*WRITTEN INSTRUCTION:*
Copy every line that contains the string "Delete" from the entries below.

────────

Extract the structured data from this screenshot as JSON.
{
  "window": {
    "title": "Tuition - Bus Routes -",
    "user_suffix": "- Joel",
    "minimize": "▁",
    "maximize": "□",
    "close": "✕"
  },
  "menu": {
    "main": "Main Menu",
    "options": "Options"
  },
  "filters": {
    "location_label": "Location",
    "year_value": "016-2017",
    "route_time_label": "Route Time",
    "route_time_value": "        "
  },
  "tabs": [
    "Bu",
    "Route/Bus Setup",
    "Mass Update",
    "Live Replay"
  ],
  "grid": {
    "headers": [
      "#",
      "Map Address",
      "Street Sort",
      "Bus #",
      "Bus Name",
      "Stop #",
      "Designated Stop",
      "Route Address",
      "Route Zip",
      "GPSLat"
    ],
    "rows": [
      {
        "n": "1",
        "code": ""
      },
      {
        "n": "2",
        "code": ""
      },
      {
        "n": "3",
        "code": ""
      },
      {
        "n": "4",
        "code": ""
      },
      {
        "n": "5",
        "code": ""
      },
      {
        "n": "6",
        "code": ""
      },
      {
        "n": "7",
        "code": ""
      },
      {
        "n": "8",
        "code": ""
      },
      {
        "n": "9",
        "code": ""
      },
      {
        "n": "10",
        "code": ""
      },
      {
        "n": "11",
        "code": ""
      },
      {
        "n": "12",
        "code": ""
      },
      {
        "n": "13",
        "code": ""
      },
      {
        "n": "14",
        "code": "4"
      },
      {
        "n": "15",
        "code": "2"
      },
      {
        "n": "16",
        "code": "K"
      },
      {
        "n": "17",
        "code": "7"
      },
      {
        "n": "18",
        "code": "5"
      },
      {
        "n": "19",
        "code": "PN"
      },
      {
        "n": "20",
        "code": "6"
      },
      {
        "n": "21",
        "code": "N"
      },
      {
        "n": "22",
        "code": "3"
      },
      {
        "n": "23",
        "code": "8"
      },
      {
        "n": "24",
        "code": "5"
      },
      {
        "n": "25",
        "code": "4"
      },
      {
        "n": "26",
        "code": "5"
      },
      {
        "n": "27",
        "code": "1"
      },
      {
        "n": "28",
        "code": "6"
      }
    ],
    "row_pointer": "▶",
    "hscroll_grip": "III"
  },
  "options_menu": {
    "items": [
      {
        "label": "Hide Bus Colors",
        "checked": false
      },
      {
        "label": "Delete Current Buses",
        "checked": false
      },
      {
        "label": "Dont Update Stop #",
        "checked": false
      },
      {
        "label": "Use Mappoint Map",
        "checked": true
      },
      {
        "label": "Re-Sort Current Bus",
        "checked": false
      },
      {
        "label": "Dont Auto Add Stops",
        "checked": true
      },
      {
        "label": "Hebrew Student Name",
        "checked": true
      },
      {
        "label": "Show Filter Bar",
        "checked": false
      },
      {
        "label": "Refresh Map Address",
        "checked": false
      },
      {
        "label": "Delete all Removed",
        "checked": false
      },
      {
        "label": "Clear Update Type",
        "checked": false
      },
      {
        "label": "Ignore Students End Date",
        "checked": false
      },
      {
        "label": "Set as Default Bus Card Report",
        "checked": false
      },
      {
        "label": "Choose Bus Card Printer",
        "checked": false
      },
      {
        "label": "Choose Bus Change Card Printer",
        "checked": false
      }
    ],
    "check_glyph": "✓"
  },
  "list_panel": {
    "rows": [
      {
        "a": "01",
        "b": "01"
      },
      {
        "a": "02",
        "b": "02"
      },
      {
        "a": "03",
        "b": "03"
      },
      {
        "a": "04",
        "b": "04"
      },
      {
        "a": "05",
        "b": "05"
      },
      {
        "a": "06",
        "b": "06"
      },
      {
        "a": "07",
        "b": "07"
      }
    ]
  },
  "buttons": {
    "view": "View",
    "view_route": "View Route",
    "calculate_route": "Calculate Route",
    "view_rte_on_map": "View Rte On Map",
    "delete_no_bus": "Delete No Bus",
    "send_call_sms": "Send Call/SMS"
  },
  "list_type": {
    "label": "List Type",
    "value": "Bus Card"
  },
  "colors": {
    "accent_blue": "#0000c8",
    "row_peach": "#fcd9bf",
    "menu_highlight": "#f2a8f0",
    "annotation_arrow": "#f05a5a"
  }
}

────────

*COMPLETE ANSWER:*
        "label": "Delete Current Buses",
        "label": "Delete all Removed",
    "delete_no_bus": "Delete No Bus",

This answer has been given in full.